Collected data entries
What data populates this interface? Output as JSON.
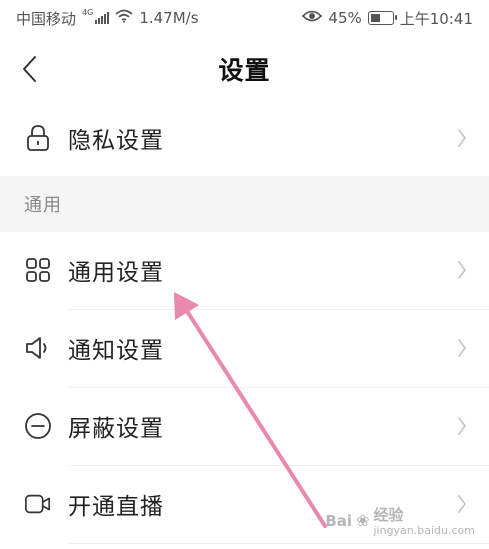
{
  "status_bar": {
    "carrier": "中国移动",
    "network_type": "4G",
    "speed": "1.47M/s",
    "battery_percent": "45%",
    "battery_level": 0.45,
    "time": "上午10:41"
  },
  "nav": {
    "title": "设置"
  },
  "rows": {
    "privacy": {
      "label": "隐私设置",
      "icon": "lock-icon"
    },
    "general": {
      "label": "通用设置",
      "icon": "grid-icon"
    },
    "notification": {
      "label": "通知设置",
      "icon": "speaker-icon"
    },
    "block": {
      "label": "屏蔽设置",
      "icon": "minus-circle-icon"
    },
    "live": {
      "label": "开通直播",
      "icon": "video-camera-icon"
    }
  },
  "section": {
    "general_header": "通用"
  },
  "annotation": {
    "arrow_color": "#e889ad"
  },
  "watermark": {
    "brand": "Bai",
    "brand_tail": "经验",
    "sub": "jingyan.baidu.com"
  }
}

## TASK PROMPT
Omit the pictures and restate the rest of the records verbatim.

## THE RESPONSE
What data populates this interface? Output as JSON.
{
  "status_bar": {
    "carrier": "中国移动",
    "network_type": "4G",
    "speed": "1.47M/s",
    "battery_percent": "45%",
    "battery_level": 0.45,
    "time": "上午10:41"
  },
  "nav": {
    "title": "设置"
  },
  "rows": {
    "privacy": {
      "label": "隐私设置",
      "icon": "lock-icon"
    },
    "general": {
      "label": "通用设置",
      "icon": "grid-icon"
    },
    "notification": {
      "label": "通知设置",
      "icon": "speaker-icon"
    },
    "block": {
      "label": "屏蔽设置",
      "icon": "minus-circle-icon"
    },
    "live": {
      "label": "开通直播",
      "icon": "video-camera-icon"
    }
  },
  "section": {
    "general_header": "通用"
  },
  "annotation": {
    "arrow_color": "#e889ad"
  },
  "watermark": {
    "brand": "Bai",
    "brand_tail": "经验",
    "sub": "jingyan.baidu.com"
  }
}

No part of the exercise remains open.